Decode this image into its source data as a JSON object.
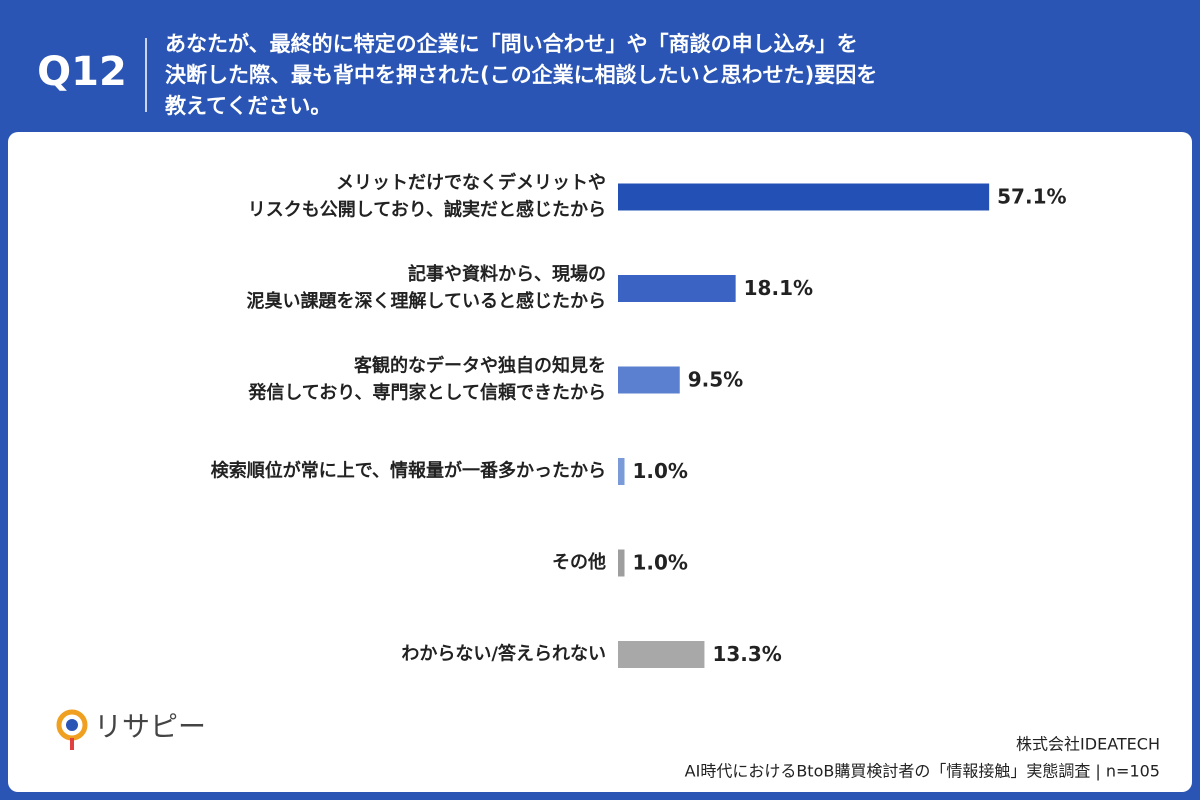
{
  "chart_data": {
    "type": "bar",
    "orientation": "horizontal",
    "label": "Q12",
    "title": [
      "あなたが、最終的に特定の企業に「問い合わせ」や「商談の申し込み」を",
      "決断した際、最も背中を押された(この企業に相談したいと思わせた)要因を",
      "教えてください。"
    ],
    "categories": [
      [
        "メリットだけでなくデメリットや",
        "リスクも公開しており、誠実だと感じたから"
      ],
      [
        "記事や資料から、現場の",
        "泥臭い課題を深く理解していると感じたから"
      ],
      [
        "客観的なデータや独自の知見を",
        "発信しており、専門家として信頼できたから"
      ],
      [
        "検索順位が常に上で、情報量が一番多かったから"
      ],
      [
        "その他"
      ],
      [
        "わからない/答えられない"
      ]
    ],
    "values": [
      57.1,
      18.1,
      9.5,
      1.0,
      1.0,
      13.3
    ],
    "value_labels": [
      "57.1%",
      "18.1%",
      "9.5%",
      "1.0%",
      "1.0%",
      "13.3%"
    ],
    "colors": [
      "#2350b4",
      "#3a63c4",
      "#5a80cf",
      "#7a9ad8",
      "#9e9e9e",
      "#a8a8a8"
    ],
    "logo": "リサピー",
    "source": [
      "株式会社IDEATECH",
      "AI時代におけるBtoB購買検討者の「情報接触」実態調査 | n=105"
    ]
  }
}
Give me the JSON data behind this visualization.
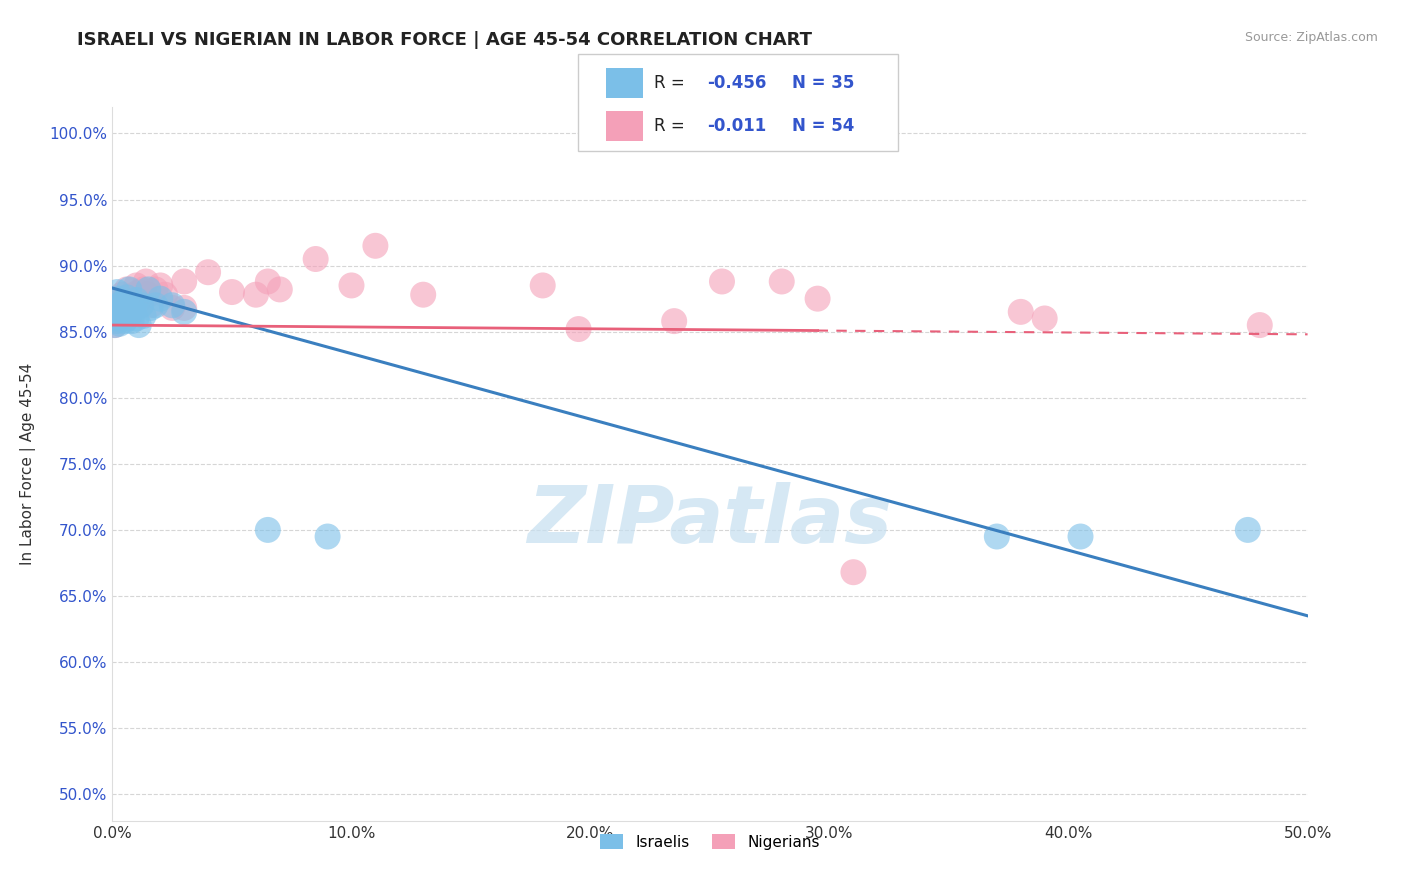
{
  "title": "ISRAELI VS NIGERIAN IN LABOR FORCE | AGE 45-54 CORRELATION CHART",
  "source_text": "Source: ZipAtlas.com",
  "ylabel": "In Labor Force | Age 45-54",
  "xlim": [
    0.0,
    0.5
  ],
  "ylim": [
    0.48,
    1.02
  ],
  "xtick_labels": [
    "0.0%",
    "10.0%",
    "20.0%",
    "30.0%",
    "40.0%",
    "50.0%"
  ],
  "xtick_vals": [
    0.0,
    0.1,
    0.2,
    0.3,
    0.4,
    0.5
  ],
  "ytick_labels": [
    "50.0%",
    "55.0%",
    "60.0%",
    "65.0%",
    "70.0%",
    "75.0%",
    "80.0%",
    "85.0%",
    "90.0%",
    "95.0%",
    "100.0%"
  ],
  "ytick_vals": [
    0.5,
    0.55,
    0.6,
    0.65,
    0.7,
    0.75,
    0.8,
    0.85,
    0.9,
    0.95,
    1.0
  ],
  "israeli_color": "#7bbfe8",
  "nigerian_color": "#f4a0b8",
  "israeli_trend_color": "#3a7fbf",
  "nigerian_trend_color": "#e8607a",
  "watermark": "ZIPatlas",
  "watermark_color": "#c5dff0",
  "r_color": "#3355cc",
  "legend_r_isr": "R = ",
  "legend_rv_isr": "-0.456",
  "legend_n_isr": "N = 35",
  "legend_r_nig": "R =  ",
  "legend_rv_nig": "-0.011",
  "legend_n_nig": "N = 54",
  "isr_trend_y0": 0.883,
  "isr_trend_y1": 0.635,
  "nig_trend_y0": 0.855,
  "nig_trend_y1": 0.848,
  "nig_trend_solid_x_end": 0.295,
  "israeli_dots_x": [
    0.001,
    0.001,
    0.002,
    0.002,
    0.002,
    0.003,
    0.003,
    0.003,
    0.004,
    0.004,
    0.005,
    0.005,
    0.006,
    0.006,
    0.007,
    0.007,
    0.008,
    0.008,
    0.009,
    0.01,
    0.01,
    0.011,
    0.012,
    0.013,
    0.015,
    0.016,
    0.018,
    0.02,
    0.025,
    0.03,
    0.065,
    0.09,
    0.37,
    0.405,
    0.475
  ],
  "israeli_dots_y": [
    0.86,
    0.855,
    0.875,
    0.88,
    0.858,
    0.862,
    0.87,
    0.856,
    0.865,
    0.872,
    0.858,
    0.868,
    0.876,
    0.86,
    0.882,
    0.865,
    0.87,
    0.858,
    0.866,
    0.874,
    0.86,
    0.855,
    0.87,
    0.862,
    0.882,
    0.868,
    0.87,
    0.875,
    0.87,
    0.865,
    0.7,
    0.695,
    0.695,
    0.695,
    0.7
  ],
  "nigerian_dots_x": [
    0.001,
    0.001,
    0.001,
    0.002,
    0.002,
    0.002,
    0.003,
    0.003,
    0.003,
    0.004,
    0.004,
    0.005,
    0.005,
    0.006,
    0.006,
    0.007,
    0.007,
    0.008,
    0.009,
    0.009,
    0.01,
    0.01,
    0.011,
    0.012,
    0.012,
    0.013,
    0.014,
    0.015,
    0.016,
    0.018,
    0.02,
    0.022,
    0.025,
    0.03,
    0.03,
    0.04,
    0.05,
    0.06,
    0.065,
    0.07,
    0.085,
    0.1,
    0.11,
    0.13,
    0.18,
    0.195,
    0.235,
    0.255,
    0.28,
    0.295,
    0.31,
    0.38,
    0.39,
    0.48
  ],
  "nigerian_dots_y": [
    0.855,
    0.862,
    0.858,
    0.87,
    0.865,
    0.86,
    0.875,
    0.868,
    0.862,
    0.878,
    0.87,
    0.865,
    0.872,
    0.882,
    0.876,
    0.868,
    0.862,
    0.87,
    0.878,
    0.865,
    0.885,
    0.875,
    0.88,
    0.87,
    0.875,
    0.882,
    0.888,
    0.878,
    0.87,
    0.882,
    0.885,
    0.878,
    0.868,
    0.888,
    0.868,
    0.895,
    0.88,
    0.878,
    0.888,
    0.882,
    0.905,
    0.885,
    0.915,
    0.878,
    0.885,
    0.852,
    0.858,
    0.888,
    0.888,
    0.875,
    0.668,
    0.865,
    0.86,
    0.855
  ],
  "background_color": "#ffffff"
}
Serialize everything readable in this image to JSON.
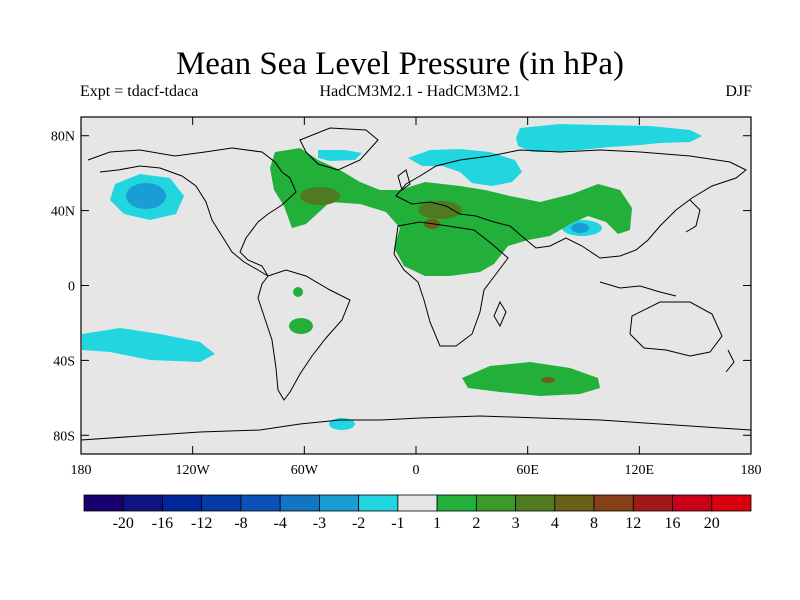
{
  "title": "Mean Sea Level Pressure (in hPa)",
  "subtitle_left": "Expt = tdacf-tdaca",
  "subtitle_center": "HadCM3M2.1 - HadCM3M2.1",
  "subtitle_right": "DJF",
  "axes": {
    "lat_labels": [
      "80N",
      "40N",
      "0",
      "40S",
      "80S"
    ],
    "lat_values": [
      80,
      40,
      0,
      -40,
      -80
    ],
    "lon_labels": [
      "180",
      "120W",
      "60W",
      "0",
      "60E",
      "120E",
      "180"
    ],
    "lon_values": [
      -180,
      -120,
      -60,
      0,
      60,
      120,
      180
    ],
    "lat_range": [
      -90,
      90
    ],
    "lon_range": [
      -180,
      180
    ]
  },
  "legend": {
    "labels": [
      "-20",
      "-16",
      "-12",
      "-8",
      "-4",
      "-3",
      "-2",
      "-1",
      "1",
      "2",
      "3",
      "4",
      "8",
      "12",
      "16",
      "20"
    ],
    "colors": [
      "#1a006e",
      "#0d1480",
      "#00279a",
      "#063aa6",
      "#0a52b8",
      "#1275c4",
      "#1a9cd4",
      "#22d6e0",
      "#e6e6e6",
      "#22b03a",
      "#3a9a2a",
      "#4f7a20",
      "#6a6018",
      "#864018",
      "#a01818",
      "#c8001a",
      "#d90010"
    ]
  },
  "colors": {
    "background": "#e6e6e6",
    "coast": "#000000"
  }
}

------------------------

Task directions:
Quote every record above exactly, leaving out any pictures.

Response:
Decode this image into its source data as a JSON object.
{
  "chart_data": {
    "type": "bar",
    "orientation": "horizontal",
    "label": "Q12",
    "title": [
      "あなたが、最終的に特定の企業に「問い合わせ」や「商談の申し込み」を",
      "決断した際、最も背中を押された(この企業に相談したいと思わせた)要因を",
      "教えてください。"
    ],
    "categories": [
      [
        "メリットだけでなくデメリットや",
        "リスクも公開しており、誠実だと感じたから"
      ],
      [
        "記事や資料から、現場の",
        "泥臭い課題を深く理解していると感じたから"
      ],
      [
        "客観的なデータや独自の知見を",
        "発信しており、専門家として信頼できたから"
      ],
      [
        "検索順位が常に上で、情報量が一番多かったから"
      ],
      [
        "その他"
      ],
      [
        "わからない/答えられない"
      ]
    ],
    "values": [
      57.1,
      18.1,
      9.5,
      1.0,
      1.0,
      13.3
    ],
    "value_labels": [
      "57.1%",
      "18.1%",
      "9.5%",
      "1.0%",
      "1.0%",
      "13.3%"
    ],
    "colors": [
      "#2350b4",
      "#3a63c4",
      "#5a80cf",
      "#7a9ad8",
      "#9e9e9e",
      "#a8a8a8"
    ],
    "logo": "リサピー",
    "source": [
      "株式会社IDEATECH",
      "AI時代におけるBtoB購買検討者の「情報接触」実態調査 | n=105"
    ]
  }
}
Give me the JSON data behind this visualization.
{
  "title": "ISRAELI VS NIGERIAN IN LABOR FORCE | AGE 45-54 CORRELATION CHART",
  "source_text": "Source: ZipAtlas.com",
  "ylabel": "In Labor Force | Age 45-54",
  "xlim": [
    0.0,
    0.5
  ],
  "ylim": [
    0.48,
    1.02
  ],
  "xtick_labels": [
    "0.0%",
    "10.0%",
    "20.0%",
    "30.0%",
    "40.0%",
    "50.0%"
  ],
  "xtick_vals": [
    0.0,
    0.1,
    0.2,
    0.3,
    0.4,
    0.5
  ],
  "ytick_labels": [
    "50.0%",
    "55.0%",
    "60.0%",
    "65.0%",
    "70.0%",
    "75.0%",
    "80.0%",
    "85.0%",
    "90.0%",
    "95.0%",
    "100.0%"
  ],
  "ytick_vals": [
    0.5,
    0.55,
    0.6,
    0.65,
    0.7,
    0.75,
    0.8,
    0.85,
    0.9,
    0.95,
    1.0
  ],
  "israeli_color": "#7bbfe8",
  "nigerian_color": "#f4a0b8",
  "israeli_trend_color": "#3a7fbf",
  "nigerian_trend_color": "#e8607a",
  "watermark": "ZIPatlas",
  "watermark_color": "#c5dff0",
  "r_color": "#3355cc",
  "legend_r_isr": "R = ",
  "legend_rv_isr": "-0.456",
  "legend_n_isr": "N = 35",
  "legend_r_nig": "R =  ",
  "legend_rv_nig": "-0.011",
  "legend_n_nig": "N = 54",
  "isr_trend_y0": 0.883,
  "isr_trend_y1": 0.635,
  "nig_trend_y0": 0.855,
  "nig_trend_y1": 0.848,
  "nig_trend_solid_x_end": 0.295,
  "israeli_dots_x": [
    0.001,
    0.001,
    0.002,
    0.002,
    0.002,
    0.003,
    0.003,
    0.003,
    0.004,
    0.004,
    0.005,
    0.005,
    0.006,
    0.006,
    0.007,
    0.007,
    0.008,
    0.008,
    0.009,
    0.01,
    0.01,
    0.011,
    0.012,
    0.013,
    0.015,
    0.016,
    0.018,
    0.02,
    0.025,
    0.03,
    0.065,
    0.09,
    0.37,
    0.405,
    0.475
  ],
  "israeli_dots_y": [
    0.86,
    0.855,
    0.875,
    0.88,
    0.858,
    0.862,
    0.87,
    0.856,
    0.865,
    0.872,
    0.858,
    0.868,
    0.876,
    0.86,
    0.882,
    0.865,
    0.87,
    0.858,
    0.866,
    0.874,
    0.86,
    0.855,
    0.87,
    0.862,
    0.882,
    0.868,
    0.87,
    0.875,
    0.87,
    0.865,
    0.7,
    0.695,
    0.695,
    0.695,
    0.7
  ],
  "nigerian_dots_x": [
    0.001,
    0.001,
    0.001,
    0.002,
    0.002,
    0.002,
    0.003,
    0.003,
    0.003,
    0.004,
    0.004,
    0.005,
    0.005,
    0.006,
    0.006,
    0.007,
    0.007,
    0.008,
    0.009,
    0.009,
    0.01,
    0.01,
    0.011,
    0.012,
    0.012,
    0.013,
    0.014,
    0.015,
    0.016,
    0.018,
    0.02,
    0.022,
    0.025,
    0.03,
    0.03,
    0.04,
    0.05,
    0.06,
    0.065,
    0.07,
    0.085,
    0.1,
    0.11,
    0.13,
    0.18,
    0.195,
    0.235,
    0.255,
    0.28,
    0.295,
    0.31,
    0.38,
    0.39,
    0.48
  ],
  "nigerian_dots_y": [
    0.855,
    0.862,
    0.858,
    0.87,
    0.865,
    0.86,
    0.875,
    0.868,
    0.862,
    0.878,
    0.87,
    0.865,
    0.872,
    0.882,
    0.876,
    0.868,
    0.862,
    0.87,
    0.878,
    0.865,
    0.885,
    0.875,
    0.88,
    0.87,
    0.875,
    0.882,
    0.888,
    0.878,
    0.87,
    0.882,
    0.885,
    0.878,
    0.868,
    0.888,
    0.868,
    0.895,
    0.88,
    0.878,
    0.888,
    0.882,
    0.905,
    0.885,
    0.915,
    0.878,
    0.885,
    0.852,
    0.858,
    0.888,
    0.888,
    0.875,
    0.668,
    0.865,
    0.86,
    0.855
  ],
  "background_color": "#ffffff"
}
Serialize everything readable in this image to JSON.
{
  "title": "Mean Sea Level Pressure (in hPa)",
  "subtitle_left": "Expt = tdacf-tdaca",
  "subtitle_center": "HadCM3M2.1 - HadCM3M2.1",
  "subtitle_right": "DJF",
  "axes": {
    "lat_labels": [
      "80N",
      "40N",
      "0",
      "40S",
      "80S"
    ],
    "lat_values": [
      80,
      40,
      0,
      -40,
      -80
    ],
    "lon_labels": [
      "180",
      "120W",
      "60W",
      "0",
      "60E",
      "120E",
      "180"
    ],
    "lon_values": [
      -180,
      -120,
      -60,
      0,
      60,
      120,
      180
    ],
    "lat_range": [
      -90,
      90
    ],
    "lon_range": [
      -180,
      180
    ]
  },
  "legend": {
    "labels": [
      "-20",
      "-16",
      "-12",
      "-8",
      "-4",
      "-3",
      "-2",
      "-1",
      "1",
      "2",
      "3",
      "4",
      "8",
      "12",
      "16",
      "20"
    ],
    "colors": [
      "#1a006e",
      "#0d1480",
      "#00279a",
      "#063aa6",
      "#0a52b8",
      "#1275c4",
      "#1a9cd4",
      "#22d6e0",
      "#e6e6e6",
      "#22b03a",
      "#3a9a2a",
      "#4f7a20",
      "#6a6018",
      "#864018",
      "#a01818",
      "#c8001a",
      "#d90010"
    ]
  },
  "colors": {
    "background": "#e6e6e6",
    "coast": "#000000"
  }
}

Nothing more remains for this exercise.